_What to work on_
From the listing below, copy every line with the word "Free".

### Material for the task

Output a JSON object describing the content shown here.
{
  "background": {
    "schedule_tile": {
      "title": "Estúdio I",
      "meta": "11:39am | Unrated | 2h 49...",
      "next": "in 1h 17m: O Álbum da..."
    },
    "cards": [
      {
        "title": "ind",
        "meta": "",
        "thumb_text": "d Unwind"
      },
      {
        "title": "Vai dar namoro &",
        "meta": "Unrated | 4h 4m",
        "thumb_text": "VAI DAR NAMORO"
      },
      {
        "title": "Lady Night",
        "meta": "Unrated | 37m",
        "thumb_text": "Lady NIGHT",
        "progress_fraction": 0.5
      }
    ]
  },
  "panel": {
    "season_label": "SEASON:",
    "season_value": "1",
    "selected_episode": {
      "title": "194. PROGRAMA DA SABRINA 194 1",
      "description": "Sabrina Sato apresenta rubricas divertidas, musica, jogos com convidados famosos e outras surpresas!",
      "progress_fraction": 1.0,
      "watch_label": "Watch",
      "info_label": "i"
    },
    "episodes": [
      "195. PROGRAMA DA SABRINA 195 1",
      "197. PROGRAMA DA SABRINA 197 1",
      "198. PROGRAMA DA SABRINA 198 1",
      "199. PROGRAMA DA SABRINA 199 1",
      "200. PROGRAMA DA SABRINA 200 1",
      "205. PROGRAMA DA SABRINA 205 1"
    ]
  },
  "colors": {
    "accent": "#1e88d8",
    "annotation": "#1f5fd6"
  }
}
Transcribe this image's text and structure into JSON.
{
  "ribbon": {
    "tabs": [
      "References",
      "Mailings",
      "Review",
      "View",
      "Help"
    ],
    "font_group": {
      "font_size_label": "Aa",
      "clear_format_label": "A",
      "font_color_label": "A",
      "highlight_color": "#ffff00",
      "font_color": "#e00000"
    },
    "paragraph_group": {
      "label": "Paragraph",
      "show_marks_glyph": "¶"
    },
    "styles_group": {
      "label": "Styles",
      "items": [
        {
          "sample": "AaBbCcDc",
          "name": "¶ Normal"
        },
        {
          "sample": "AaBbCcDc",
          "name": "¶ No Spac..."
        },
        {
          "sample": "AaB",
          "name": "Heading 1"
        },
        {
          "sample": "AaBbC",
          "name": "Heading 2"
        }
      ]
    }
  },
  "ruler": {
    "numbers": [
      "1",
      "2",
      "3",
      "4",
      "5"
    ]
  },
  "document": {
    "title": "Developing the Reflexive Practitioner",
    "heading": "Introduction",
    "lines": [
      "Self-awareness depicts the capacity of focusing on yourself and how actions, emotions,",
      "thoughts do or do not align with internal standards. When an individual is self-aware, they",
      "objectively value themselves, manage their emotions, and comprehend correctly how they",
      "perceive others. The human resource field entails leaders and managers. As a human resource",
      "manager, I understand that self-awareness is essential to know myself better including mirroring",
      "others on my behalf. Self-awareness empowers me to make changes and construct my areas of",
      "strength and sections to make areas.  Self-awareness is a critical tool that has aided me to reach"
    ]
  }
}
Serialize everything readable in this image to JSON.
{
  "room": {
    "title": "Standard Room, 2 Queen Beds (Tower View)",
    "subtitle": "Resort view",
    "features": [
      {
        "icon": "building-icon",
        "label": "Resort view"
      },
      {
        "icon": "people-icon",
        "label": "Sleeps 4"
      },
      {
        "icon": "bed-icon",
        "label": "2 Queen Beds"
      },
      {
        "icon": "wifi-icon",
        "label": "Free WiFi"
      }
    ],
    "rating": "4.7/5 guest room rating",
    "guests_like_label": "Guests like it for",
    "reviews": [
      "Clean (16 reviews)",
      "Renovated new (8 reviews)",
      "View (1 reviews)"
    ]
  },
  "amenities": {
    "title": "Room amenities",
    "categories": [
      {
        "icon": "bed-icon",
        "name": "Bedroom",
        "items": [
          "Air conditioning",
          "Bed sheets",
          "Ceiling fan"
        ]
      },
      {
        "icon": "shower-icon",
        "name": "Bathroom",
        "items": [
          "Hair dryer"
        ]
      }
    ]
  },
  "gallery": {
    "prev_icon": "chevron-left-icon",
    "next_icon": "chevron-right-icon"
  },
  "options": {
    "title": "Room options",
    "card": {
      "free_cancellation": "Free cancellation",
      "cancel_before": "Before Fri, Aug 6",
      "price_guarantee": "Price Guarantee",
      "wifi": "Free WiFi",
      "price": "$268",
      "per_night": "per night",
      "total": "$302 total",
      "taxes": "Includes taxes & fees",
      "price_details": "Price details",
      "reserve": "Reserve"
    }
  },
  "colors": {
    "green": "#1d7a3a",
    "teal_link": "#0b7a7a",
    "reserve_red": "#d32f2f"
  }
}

######

_Output_
        "label": "Free WiFi"
      "free_cancellation": "Free cancellation",
      "wifi": "Free WiFi",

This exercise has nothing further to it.